What is being asked:
Write out every entry, unchanged. Skip any picture.

Input material:
"""

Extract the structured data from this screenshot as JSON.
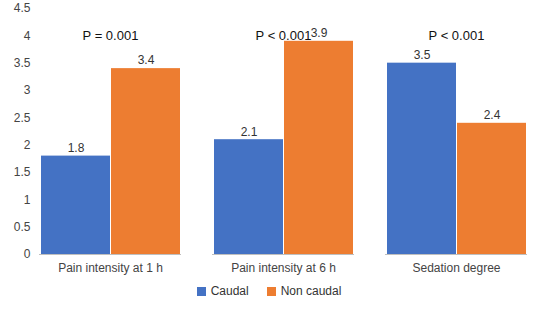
{
  "chart_data": {
    "type": "bar",
    "categories": [
      "Pain intensity at 1 h",
      "Pain intensity at 6 h",
      "Sedation degree"
    ],
    "series": [
      {
        "name": "Caudal",
        "color": "#4472c4",
        "values": [
          1.8,
          2.1,
          3.5
        ]
      },
      {
        "name": "Non caudal",
        "color": "#ed7d31",
        "values": [
          3.4,
          3.9,
          2.4
        ]
      }
    ],
    "annotations": [
      "P = 0.001",
      "P < 0.001",
      "P < 0.001"
    ],
    "ylim": [
      0,
      4.5
    ],
    "yticks": [
      0,
      0.5,
      1,
      1.5,
      2,
      2.5,
      3,
      3.5,
      4,
      4.5
    ],
    "grid": false,
    "data_labels": true,
    "legend": "bottom"
  }
}
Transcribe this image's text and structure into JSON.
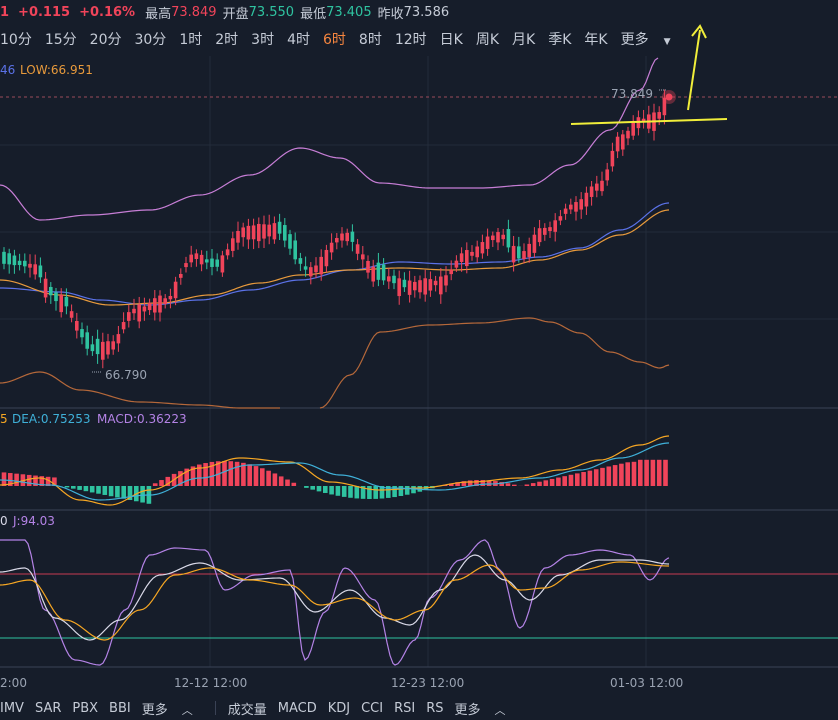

"""

Complete answer:
Extract the structured data from this screenshot as JSON.
{
  "chart_data": {
    "type": "bar",
    "categories": [
      "Pain intensity at 1 h",
      "Pain intensity at 6 h",
      "Sedation degree"
    ],
    "series": [
      {
        "name": "Caudal",
        "color": "#4472c4",
        "values": [
          1.8,
          2.1,
          3.5
        ]
      },
      {
        "name": "Non caudal",
        "color": "#ed7d31",
        "values": [
          3.4,
          3.9,
          2.4
        ]
      }
    ],
    "annotations": [
      "P = 0.001",
      "P < 0.001",
      "P < 0.001"
    ],
    "ylim": [
      0,
      4.5
    ],
    "yticks": [
      0,
      0.5,
      1,
      1.5,
      2,
      2.5,
      3,
      3.5,
      4,
      4.5
    ],
    "grid": false,
    "data_labels": true,
    "legend": "bottom"
  }
}
Transcribe this image's text and structure into JSON.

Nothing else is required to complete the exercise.